• Directive:
Each line that includes the string "rally" counts once; give the total and nothing else.

• Provided records:
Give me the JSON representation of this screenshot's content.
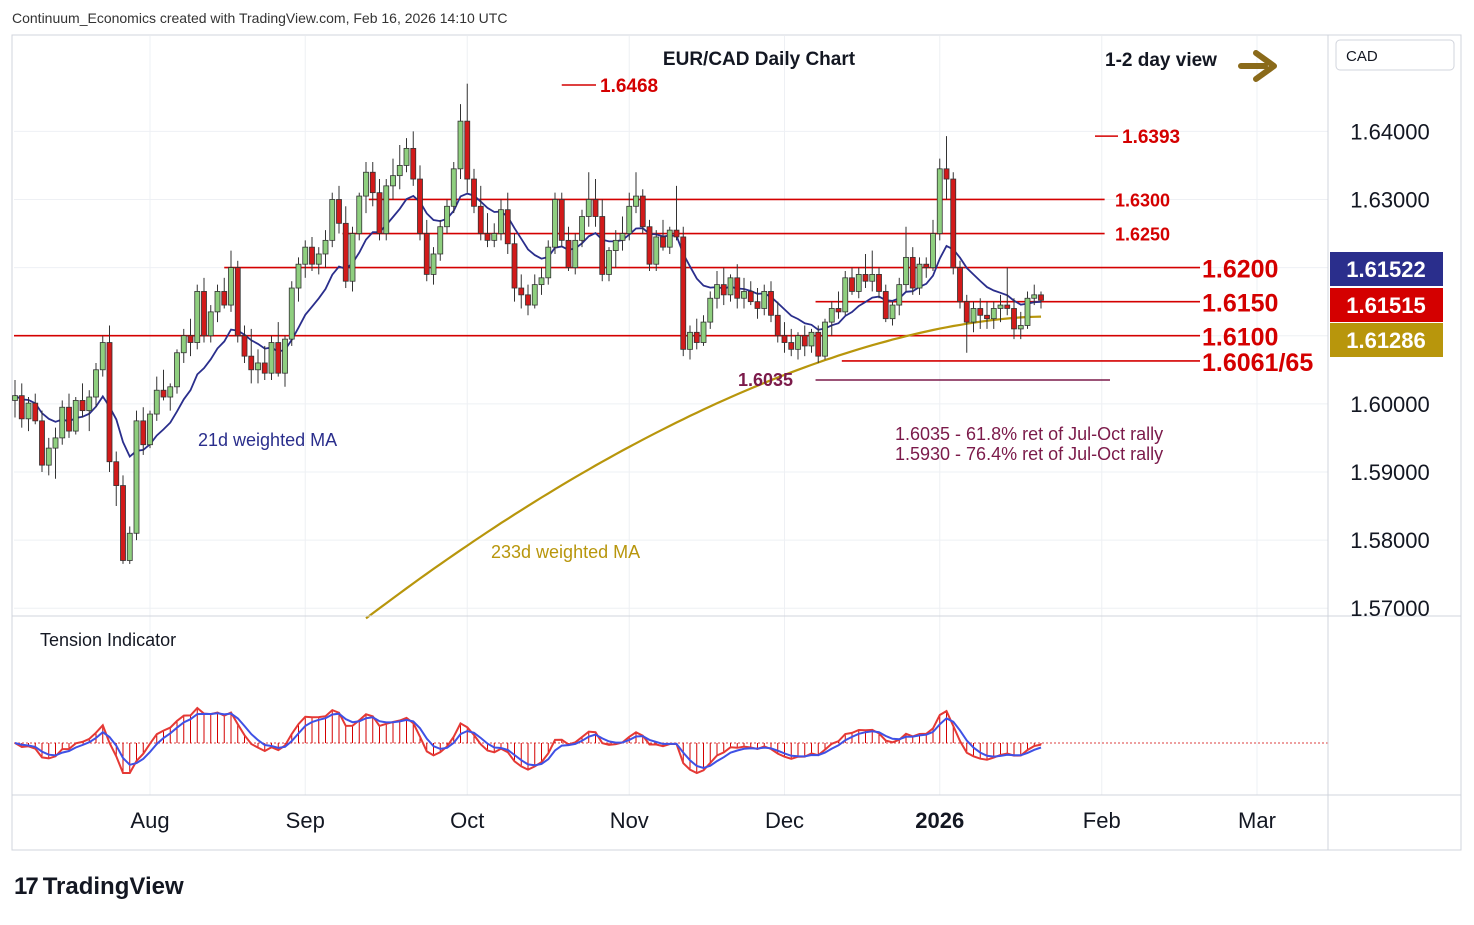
{
  "header": {
    "credit": "Continuum_Economics created with TradingView.com, Feb 16, 2026 14:10 UTC"
  },
  "footer": {
    "logo_text": "TradingView"
  },
  "chart_data": {
    "type": "candlestick",
    "title": "EUR/CAD Daily Chart",
    "view_label": "1-2 day view",
    "view_direction": "sideways",
    "currency": "CAD",
    "y_range": [
      1.57,
      1.65
    ],
    "y_ticks": [
      "1.57000",
      "1.58000",
      "1.59000",
      "1.60000",
      "1.61000",
      "1.62000",
      "1.63000",
      "1.64000"
    ],
    "x_ticks": [
      "Aug",
      "Sep",
      "Oct",
      "Nov",
      "Dec",
      "2026",
      "Feb",
      "Mar"
    ],
    "price_tags": [
      {
        "value": "1.61522",
        "color": "#2a2e8c"
      },
      {
        "value": "1.61515",
        "color": "#d40000"
      },
      {
        "value": "1.61286",
        "color": "#b8960c"
      }
    ],
    "levels": [
      {
        "value": 1.63,
        "label": "1.6300",
        "from": 0.27,
        "to": 0.83,
        "size": "small"
      },
      {
        "value": 1.625,
        "label": "1.6250",
        "from": 0.25,
        "to": 0.83,
        "size": "small"
      },
      {
        "value": 1.62,
        "label": "1.6200",
        "from": 0.16,
        "to": 0.91,
        "size": "large"
      },
      {
        "value": 1.615,
        "label": "1.6150",
        "from": 0.61,
        "to": 0.91,
        "size": "large"
      },
      {
        "value": 1.61,
        "label": "1.6100",
        "from": 0.0,
        "to": 0.91,
        "size": "large"
      },
      {
        "value": 1.6063,
        "label": "1.6061/65",
        "from": 0.63,
        "to": 0.91,
        "size": "large"
      },
      {
        "value": 1.6035,
        "label": "1.6035",
        "from": 0.61,
        "to": 0.91,
        "size": "small",
        "color": "#7b1a4a"
      }
    ],
    "peaks": [
      {
        "value": 1.6468,
        "label": "1.6468"
      },
      {
        "value": 1.6393,
        "label": "1.6393"
      }
    ],
    "annotations": [
      "1.6035 - 61.8% ret of Jul-Oct rally",
      "1.5930 - 76.4% ret of Jul-Oct rally"
    ],
    "ma_labels": {
      "ma21": "21d weighted MA",
      "ma233": "233d weighted MA"
    },
    "candles": [
      [
        1.6005,
        1.6035,
        1.598,
        1.6012
      ],
      [
        1.6012,
        1.603,
        1.5965,
        1.5978
      ],
      [
        1.5978,
        1.601,
        1.596,
        1.6001
      ],
      [
        1.6001,
        1.6015,
        1.597,
        1.5975
      ],
      [
        1.5975,
        1.599,
        1.59,
        1.591
      ],
      [
        1.591,
        1.595,
        1.5895,
        1.5935
      ],
      [
        1.5935,
        1.5965,
        1.589,
        1.595
      ],
      [
        1.595,
        1.6005,
        1.594,
        1.5995
      ],
      [
        1.5995,
        1.6015,
        1.595,
        1.596
      ],
      [
        1.596,
        1.601,
        1.5955,
        1.6005
      ],
      [
        1.6005,
        1.603,
        1.598,
        1.599
      ],
      [
        1.599,
        1.602,
        1.596,
        1.601
      ],
      [
        1.601,
        1.606,
        1.5995,
        1.605
      ],
      [
        1.605,
        1.61,
        1.604,
        1.609
      ],
      [
        1.609,
        1.6115,
        1.59,
        1.5915
      ],
      [
        1.5915,
        1.593,
        1.585,
        1.588
      ],
      [
        1.588,
        1.5895,
        1.5765,
        1.577
      ],
      [
        1.577,
        1.582,
        1.5765,
        1.581
      ],
      [
        1.581,
        1.599,
        1.58,
        1.5975
      ],
      [
        1.5975,
        1.5995,
        1.5925,
        1.594
      ],
      [
        1.594,
        1.599,
        1.5935,
        1.5985
      ],
      [
        1.5985,
        1.604,
        1.5975,
        1.602
      ],
      [
        1.602,
        1.605,
        1.6005,
        1.601
      ],
      [
        1.601,
        1.603,
        1.599,
        1.6025
      ],
      [
        1.6025,
        1.608,
        1.6015,
        1.6075
      ],
      [
        1.6075,
        1.611,
        1.606,
        1.61
      ],
      [
        1.61,
        1.6125,
        1.607,
        1.609
      ],
      [
        1.609,
        1.6175,
        1.608,
        1.6165
      ],
      [
        1.6165,
        1.6185,
        1.609,
        1.61
      ],
      [
        1.61,
        1.6145,
        1.609,
        1.6135
      ],
      [
        1.6135,
        1.6175,
        1.612,
        1.6165
      ],
      [
        1.6165,
        1.6185,
        1.614,
        1.6145
      ],
      [
        1.6145,
        1.6225,
        1.6135,
        1.62
      ],
      [
        1.62,
        1.621,
        1.609,
        1.61
      ],
      [
        1.61,
        1.6115,
        1.606,
        1.607
      ],
      [
        1.607,
        1.611,
        1.603,
        1.605
      ],
      [
        1.605,
        1.608,
        1.603,
        1.606
      ],
      [
        1.606,
        1.6085,
        1.6035,
        1.6045
      ],
      [
        1.6045,
        1.61,
        1.6035,
        1.609
      ],
      [
        1.609,
        1.612,
        1.604,
        1.6045
      ],
      [
        1.6045,
        1.61,
        1.6025,
        1.6095
      ],
      [
        1.6095,
        1.618,
        1.6085,
        1.617
      ],
      [
        1.617,
        1.6215,
        1.615,
        1.6205
      ],
      [
        1.6205,
        1.624,
        1.6185,
        1.623
      ],
      [
        1.623,
        1.6245,
        1.6195,
        1.6205
      ],
      [
        1.6205,
        1.623,
        1.619,
        1.622
      ],
      [
        1.622,
        1.6255,
        1.62,
        1.624
      ],
      [
        1.624,
        1.631,
        1.623,
        1.63
      ],
      [
        1.63,
        1.632,
        1.625,
        1.6265
      ],
      [
        1.6265,
        1.629,
        1.617,
        1.618
      ],
      [
        1.618,
        1.626,
        1.6165,
        1.625
      ],
      [
        1.625,
        1.631,
        1.624,
        1.6305
      ],
      [
        1.6305,
        1.6355,
        1.628,
        1.634
      ],
      [
        1.634,
        1.6355,
        1.629,
        1.631
      ],
      [
        1.631,
        1.633,
        1.624,
        1.625
      ],
      [
        1.625,
        1.633,
        1.624,
        1.632
      ],
      [
        1.632,
        1.636,
        1.63,
        1.6335
      ],
      [
        1.6335,
        1.638,
        1.6315,
        1.635
      ],
      [
        1.635,
        1.639,
        1.634,
        1.6375
      ],
      [
        1.6375,
        1.64,
        1.632,
        1.633
      ],
      [
        1.633,
        1.635,
        1.624,
        1.625
      ],
      [
        1.625,
        1.627,
        1.618,
        1.619
      ],
      [
        1.619,
        1.623,
        1.6175,
        1.622
      ],
      [
        1.622,
        1.627,
        1.621,
        1.626
      ],
      [
        1.626,
        1.63,
        1.625,
        1.629
      ],
      [
        1.629,
        1.6355,
        1.628,
        1.6345
      ],
      [
        1.6345,
        1.644,
        1.633,
        1.6415
      ],
      [
        1.6415,
        1.647,
        1.631,
        1.633
      ],
      [
        1.633,
        1.6345,
        1.628,
        1.629
      ],
      [
        1.629,
        1.632,
        1.624,
        1.625
      ],
      [
        1.625,
        1.628,
        1.623,
        1.624
      ],
      [
        1.624,
        1.6265,
        1.623,
        1.625
      ],
      [
        1.625,
        1.63,
        1.624,
        1.6285
      ],
      [
        1.6285,
        1.631,
        1.622,
        1.6235
      ],
      [
        1.6235,
        1.625,
        1.615,
        1.617
      ],
      [
        1.617,
        1.619,
        1.614,
        1.616
      ],
      [
        1.616,
        1.6175,
        1.613,
        1.6145
      ],
      [
        1.6145,
        1.619,
        1.614,
        1.6175
      ],
      [
        1.6175,
        1.62,
        1.616,
        1.6185
      ],
      [
        1.6185,
        1.624,
        1.6175,
        1.623
      ],
      [
        1.623,
        1.631,
        1.622,
        1.63
      ],
      [
        1.63,
        1.631,
        1.623,
        1.624
      ],
      [
        1.624,
        1.626,
        1.6195,
        1.62
      ],
      [
        1.62,
        1.625,
        1.619,
        1.624
      ],
      [
        1.624,
        1.6285,
        1.623,
        1.6275
      ],
      [
        1.6275,
        1.634,
        1.626,
        1.63
      ],
      [
        1.63,
        1.633,
        1.626,
        1.6275
      ],
      [
        1.6275,
        1.63,
        1.618,
        1.619
      ],
      [
        1.619,
        1.623,
        1.618,
        1.6225
      ],
      [
        1.6225,
        1.6255,
        1.62,
        1.624
      ],
      [
        1.624,
        1.6275,
        1.6225,
        1.625
      ],
      [
        1.625,
        1.631,
        1.624,
        1.629
      ],
      [
        1.629,
        1.634,
        1.628,
        1.6305
      ],
      [
        1.6305,
        1.6315,
        1.625,
        1.626
      ],
      [
        1.626,
        1.627,
        1.6195,
        1.6205
      ],
      [
        1.6205,
        1.6255,
        1.6195,
        1.6245
      ],
      [
        1.6245,
        1.627,
        1.6225,
        1.623
      ],
      [
        1.623,
        1.626,
        1.622,
        1.6255
      ],
      [
        1.6255,
        1.632,
        1.624,
        1.6245
      ],
      [
        1.6245,
        1.626,
        1.607,
        1.608
      ],
      [
        1.608,
        1.6115,
        1.6065,
        1.6105
      ],
      [
        1.6105,
        1.6125,
        1.608,
        1.609
      ],
      [
        1.609,
        1.613,
        1.6085,
        1.612
      ],
      [
        1.612,
        1.6165,
        1.611,
        1.6155
      ],
      [
        1.6155,
        1.6195,
        1.614,
        1.6175
      ],
      [
        1.6175,
        1.62,
        1.6145,
        1.616
      ],
      [
        1.616,
        1.619,
        1.615,
        1.6185
      ],
      [
        1.6185,
        1.6205,
        1.614,
        1.6155
      ],
      [
        1.6155,
        1.6185,
        1.614,
        1.6165
      ],
      [
        1.6165,
        1.618,
        1.6145,
        1.615
      ],
      [
        1.615,
        1.617,
        1.6125,
        1.614
      ],
      [
        1.614,
        1.6175,
        1.613,
        1.6165
      ],
      [
        1.6165,
        1.618,
        1.612,
        1.613
      ],
      [
        1.613,
        1.615,
        1.609,
        1.61
      ],
      [
        1.61,
        1.612,
        1.6075,
        1.609
      ],
      [
        1.609,
        1.611,
        1.607,
        1.608
      ],
      [
        1.608,
        1.6105,
        1.6065,
        1.61
      ],
      [
        1.61,
        1.6115,
        1.607,
        1.6085
      ],
      [
        1.6085,
        1.611,
        1.6075,
        1.6105
      ],
      [
        1.6105,
        1.6115,
        1.606,
        1.607
      ],
      [
        1.607,
        1.6125,
        1.6065,
        1.612
      ],
      [
        1.612,
        1.615,
        1.61,
        1.614
      ],
      [
        1.614,
        1.6165,
        1.6125,
        1.6135
      ],
      [
        1.6135,
        1.6195,
        1.613,
        1.6185
      ],
      [
        1.6185,
        1.62,
        1.616,
        1.6165
      ],
      [
        1.6165,
        1.62,
        1.6155,
        1.619
      ],
      [
        1.619,
        1.622,
        1.617,
        1.618
      ],
      [
        1.618,
        1.6225,
        1.6165,
        1.619
      ],
      [
        1.619,
        1.62,
        1.6155,
        1.6165
      ],
      [
        1.6165,
        1.6175,
        1.612,
        1.6125
      ],
      [
        1.6125,
        1.615,
        1.6115,
        1.6145
      ],
      [
        1.6145,
        1.6185,
        1.613,
        1.6175
      ],
      [
        1.6175,
        1.626,
        1.6165,
        1.6215
      ],
      [
        1.6215,
        1.623,
        1.616,
        1.617
      ],
      [
        1.617,
        1.6215,
        1.616,
        1.6205
      ],
      [
        1.6205,
        1.6215,
        1.6185,
        1.62
      ],
      [
        1.62,
        1.627,
        1.6195,
        1.625
      ],
      [
        1.625,
        1.636,
        1.624,
        1.6345
      ],
      [
        1.6345,
        1.6393,
        1.63,
        1.633
      ],
      [
        1.633,
        1.634,
        1.619,
        1.62
      ],
      [
        1.62,
        1.621,
        1.614,
        1.615
      ],
      [
        1.615,
        1.616,
        1.6075,
        1.612
      ],
      [
        1.612,
        1.615,
        1.6105,
        1.614
      ],
      [
        1.614,
        1.6155,
        1.611,
        1.613
      ],
      [
        1.613,
        1.615,
        1.611,
        1.6125
      ],
      [
        1.6125,
        1.615,
        1.611,
        1.614
      ],
      [
        1.614,
        1.616,
        1.612,
        1.6145
      ],
      [
        1.6145,
        1.62,
        1.613,
        1.614
      ],
      [
        1.614,
        1.6155,
        1.6095,
        1.611
      ],
      [
        1.611,
        1.6135,
        1.6095,
        1.6115
      ],
      [
        1.6115,
        1.6165,
        1.611,
        1.6155
      ],
      [
        1.6155,
        1.6175,
        1.6145,
        1.616
      ],
      [
        1.616,
        1.6165,
        1.614,
        1.6152
      ]
    ]
  }
}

• Written response:
2